* START *

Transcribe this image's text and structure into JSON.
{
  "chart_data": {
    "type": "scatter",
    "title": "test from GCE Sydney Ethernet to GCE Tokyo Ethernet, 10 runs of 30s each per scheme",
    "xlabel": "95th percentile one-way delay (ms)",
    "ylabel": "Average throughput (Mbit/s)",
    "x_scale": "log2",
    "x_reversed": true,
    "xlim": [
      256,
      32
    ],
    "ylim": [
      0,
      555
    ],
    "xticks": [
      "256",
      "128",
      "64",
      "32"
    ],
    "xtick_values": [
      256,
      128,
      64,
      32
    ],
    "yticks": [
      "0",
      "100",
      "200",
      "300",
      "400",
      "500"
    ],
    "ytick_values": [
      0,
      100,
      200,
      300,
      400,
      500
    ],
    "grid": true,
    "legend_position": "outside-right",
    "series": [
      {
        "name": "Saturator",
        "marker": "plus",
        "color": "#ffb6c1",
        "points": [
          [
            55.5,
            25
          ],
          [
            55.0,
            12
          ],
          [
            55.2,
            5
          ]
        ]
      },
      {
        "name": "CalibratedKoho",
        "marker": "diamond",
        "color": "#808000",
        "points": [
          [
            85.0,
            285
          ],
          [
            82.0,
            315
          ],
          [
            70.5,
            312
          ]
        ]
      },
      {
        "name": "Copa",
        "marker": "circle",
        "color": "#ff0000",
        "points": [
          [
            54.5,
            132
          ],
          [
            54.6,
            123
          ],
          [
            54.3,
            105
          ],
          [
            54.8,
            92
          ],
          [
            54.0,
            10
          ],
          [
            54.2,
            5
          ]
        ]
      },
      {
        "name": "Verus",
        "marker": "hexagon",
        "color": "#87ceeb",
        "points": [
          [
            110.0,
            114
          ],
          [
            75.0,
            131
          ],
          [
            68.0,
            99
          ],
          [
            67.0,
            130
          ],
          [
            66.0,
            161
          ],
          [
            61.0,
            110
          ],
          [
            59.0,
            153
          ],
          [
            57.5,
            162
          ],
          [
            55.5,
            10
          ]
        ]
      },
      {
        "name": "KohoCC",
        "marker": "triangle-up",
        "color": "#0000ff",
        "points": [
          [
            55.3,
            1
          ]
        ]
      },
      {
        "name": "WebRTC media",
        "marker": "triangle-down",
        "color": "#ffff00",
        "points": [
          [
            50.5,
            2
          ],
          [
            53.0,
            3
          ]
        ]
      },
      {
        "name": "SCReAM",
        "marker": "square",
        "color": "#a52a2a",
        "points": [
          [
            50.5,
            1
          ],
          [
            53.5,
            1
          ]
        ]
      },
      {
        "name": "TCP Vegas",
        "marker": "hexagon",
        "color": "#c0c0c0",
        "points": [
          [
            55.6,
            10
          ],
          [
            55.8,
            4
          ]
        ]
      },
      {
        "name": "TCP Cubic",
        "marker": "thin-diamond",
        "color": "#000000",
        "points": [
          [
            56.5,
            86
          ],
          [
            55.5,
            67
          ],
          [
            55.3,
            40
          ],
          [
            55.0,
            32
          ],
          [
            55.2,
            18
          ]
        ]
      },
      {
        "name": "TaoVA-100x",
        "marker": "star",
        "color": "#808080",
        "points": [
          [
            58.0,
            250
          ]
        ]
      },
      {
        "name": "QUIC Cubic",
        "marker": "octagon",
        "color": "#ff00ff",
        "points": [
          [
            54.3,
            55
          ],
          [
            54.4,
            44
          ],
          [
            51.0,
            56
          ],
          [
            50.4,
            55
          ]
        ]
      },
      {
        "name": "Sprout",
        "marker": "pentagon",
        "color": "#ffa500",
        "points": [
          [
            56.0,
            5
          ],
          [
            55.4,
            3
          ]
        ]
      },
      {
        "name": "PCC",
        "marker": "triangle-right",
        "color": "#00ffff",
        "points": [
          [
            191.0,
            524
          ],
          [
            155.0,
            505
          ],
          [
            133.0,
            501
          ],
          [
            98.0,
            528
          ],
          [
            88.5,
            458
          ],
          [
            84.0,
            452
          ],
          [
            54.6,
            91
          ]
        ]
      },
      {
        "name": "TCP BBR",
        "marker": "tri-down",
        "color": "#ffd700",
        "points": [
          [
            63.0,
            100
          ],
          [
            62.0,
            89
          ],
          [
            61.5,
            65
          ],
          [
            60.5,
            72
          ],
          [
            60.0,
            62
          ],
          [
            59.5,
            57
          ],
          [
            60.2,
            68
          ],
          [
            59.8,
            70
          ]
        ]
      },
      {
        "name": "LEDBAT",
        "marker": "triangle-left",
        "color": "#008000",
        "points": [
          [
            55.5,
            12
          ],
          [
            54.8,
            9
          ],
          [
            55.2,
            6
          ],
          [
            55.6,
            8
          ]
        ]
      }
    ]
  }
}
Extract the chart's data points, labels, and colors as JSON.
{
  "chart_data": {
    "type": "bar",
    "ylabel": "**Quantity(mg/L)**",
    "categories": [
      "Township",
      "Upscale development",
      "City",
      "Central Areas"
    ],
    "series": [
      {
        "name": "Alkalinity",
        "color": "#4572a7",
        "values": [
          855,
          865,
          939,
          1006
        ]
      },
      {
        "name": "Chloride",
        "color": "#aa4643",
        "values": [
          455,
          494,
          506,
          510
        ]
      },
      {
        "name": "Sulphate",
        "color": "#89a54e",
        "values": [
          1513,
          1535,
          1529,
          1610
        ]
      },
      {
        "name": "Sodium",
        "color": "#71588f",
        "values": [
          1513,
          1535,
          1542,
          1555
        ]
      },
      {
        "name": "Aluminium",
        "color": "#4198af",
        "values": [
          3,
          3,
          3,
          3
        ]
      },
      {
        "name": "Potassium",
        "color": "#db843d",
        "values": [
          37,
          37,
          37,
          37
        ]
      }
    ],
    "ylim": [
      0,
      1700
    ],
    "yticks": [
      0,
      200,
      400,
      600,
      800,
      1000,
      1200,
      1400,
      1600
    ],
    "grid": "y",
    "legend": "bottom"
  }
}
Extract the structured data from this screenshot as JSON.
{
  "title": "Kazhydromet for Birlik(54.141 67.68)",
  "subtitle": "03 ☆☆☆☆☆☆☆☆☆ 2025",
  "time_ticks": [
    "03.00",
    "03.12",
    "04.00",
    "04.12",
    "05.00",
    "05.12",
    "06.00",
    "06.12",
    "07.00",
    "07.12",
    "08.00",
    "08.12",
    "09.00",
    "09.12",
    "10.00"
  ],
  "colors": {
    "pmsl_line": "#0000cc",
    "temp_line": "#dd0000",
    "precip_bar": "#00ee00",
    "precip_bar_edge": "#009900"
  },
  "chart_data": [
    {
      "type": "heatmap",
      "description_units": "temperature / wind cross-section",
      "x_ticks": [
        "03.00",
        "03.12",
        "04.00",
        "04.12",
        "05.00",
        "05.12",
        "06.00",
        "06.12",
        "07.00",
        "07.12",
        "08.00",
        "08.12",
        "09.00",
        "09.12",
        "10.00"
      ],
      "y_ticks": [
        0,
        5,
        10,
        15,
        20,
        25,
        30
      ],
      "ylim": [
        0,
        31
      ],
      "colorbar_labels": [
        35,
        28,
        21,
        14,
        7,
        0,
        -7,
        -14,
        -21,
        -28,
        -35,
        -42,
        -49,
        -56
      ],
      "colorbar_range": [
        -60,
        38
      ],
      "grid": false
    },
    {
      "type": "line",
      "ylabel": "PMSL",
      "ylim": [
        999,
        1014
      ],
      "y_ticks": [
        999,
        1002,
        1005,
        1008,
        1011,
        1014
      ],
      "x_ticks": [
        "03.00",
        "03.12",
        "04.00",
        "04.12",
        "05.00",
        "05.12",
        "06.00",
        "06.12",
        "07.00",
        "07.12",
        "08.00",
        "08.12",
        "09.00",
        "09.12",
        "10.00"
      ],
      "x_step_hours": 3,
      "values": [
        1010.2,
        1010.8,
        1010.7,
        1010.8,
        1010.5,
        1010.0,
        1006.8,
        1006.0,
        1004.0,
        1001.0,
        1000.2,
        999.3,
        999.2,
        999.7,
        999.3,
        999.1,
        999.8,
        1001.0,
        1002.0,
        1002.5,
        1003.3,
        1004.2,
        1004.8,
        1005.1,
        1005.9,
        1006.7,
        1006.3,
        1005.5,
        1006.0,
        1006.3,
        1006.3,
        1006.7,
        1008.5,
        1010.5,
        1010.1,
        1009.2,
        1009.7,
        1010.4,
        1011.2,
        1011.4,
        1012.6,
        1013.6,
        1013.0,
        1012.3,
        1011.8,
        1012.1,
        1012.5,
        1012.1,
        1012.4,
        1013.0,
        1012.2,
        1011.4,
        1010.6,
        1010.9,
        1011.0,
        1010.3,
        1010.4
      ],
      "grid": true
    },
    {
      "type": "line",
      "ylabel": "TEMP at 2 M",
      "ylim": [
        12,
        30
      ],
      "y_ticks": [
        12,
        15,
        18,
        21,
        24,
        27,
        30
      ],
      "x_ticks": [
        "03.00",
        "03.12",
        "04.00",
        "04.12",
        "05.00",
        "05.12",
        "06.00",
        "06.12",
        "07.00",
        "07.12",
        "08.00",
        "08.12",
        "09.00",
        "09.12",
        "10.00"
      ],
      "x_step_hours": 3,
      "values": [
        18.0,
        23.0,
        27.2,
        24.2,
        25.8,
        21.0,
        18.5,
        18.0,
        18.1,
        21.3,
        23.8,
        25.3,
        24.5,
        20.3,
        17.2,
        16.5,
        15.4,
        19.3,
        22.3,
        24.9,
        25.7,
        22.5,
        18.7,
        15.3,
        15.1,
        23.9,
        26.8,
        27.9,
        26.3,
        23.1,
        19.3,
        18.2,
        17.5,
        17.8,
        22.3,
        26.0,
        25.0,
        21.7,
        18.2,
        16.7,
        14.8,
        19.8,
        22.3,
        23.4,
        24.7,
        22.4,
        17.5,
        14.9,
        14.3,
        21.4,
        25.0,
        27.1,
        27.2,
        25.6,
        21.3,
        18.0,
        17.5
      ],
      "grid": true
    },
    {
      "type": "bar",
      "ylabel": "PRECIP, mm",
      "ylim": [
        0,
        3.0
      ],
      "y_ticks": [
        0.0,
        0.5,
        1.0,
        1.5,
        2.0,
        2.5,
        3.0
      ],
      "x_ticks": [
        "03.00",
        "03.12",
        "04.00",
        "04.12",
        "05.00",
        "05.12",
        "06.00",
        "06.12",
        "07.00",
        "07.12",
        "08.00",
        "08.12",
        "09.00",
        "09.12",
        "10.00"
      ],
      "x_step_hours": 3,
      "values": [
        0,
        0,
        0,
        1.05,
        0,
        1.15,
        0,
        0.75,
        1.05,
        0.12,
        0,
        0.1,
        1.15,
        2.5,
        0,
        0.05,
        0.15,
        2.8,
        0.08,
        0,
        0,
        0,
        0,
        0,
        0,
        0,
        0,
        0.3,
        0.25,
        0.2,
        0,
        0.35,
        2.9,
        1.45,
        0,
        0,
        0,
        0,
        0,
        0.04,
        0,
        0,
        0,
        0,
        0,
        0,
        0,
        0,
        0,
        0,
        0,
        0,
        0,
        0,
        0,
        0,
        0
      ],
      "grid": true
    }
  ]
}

* END *

▸ **What is expected**
Every line that holds the string "JSON" should be returned.

▸ **The output**
Transcribe this image's text and structure into JSON.
Extract the chart's data points, labels, and colors as JSON.
Extract the structured data from this screenshot as JSON.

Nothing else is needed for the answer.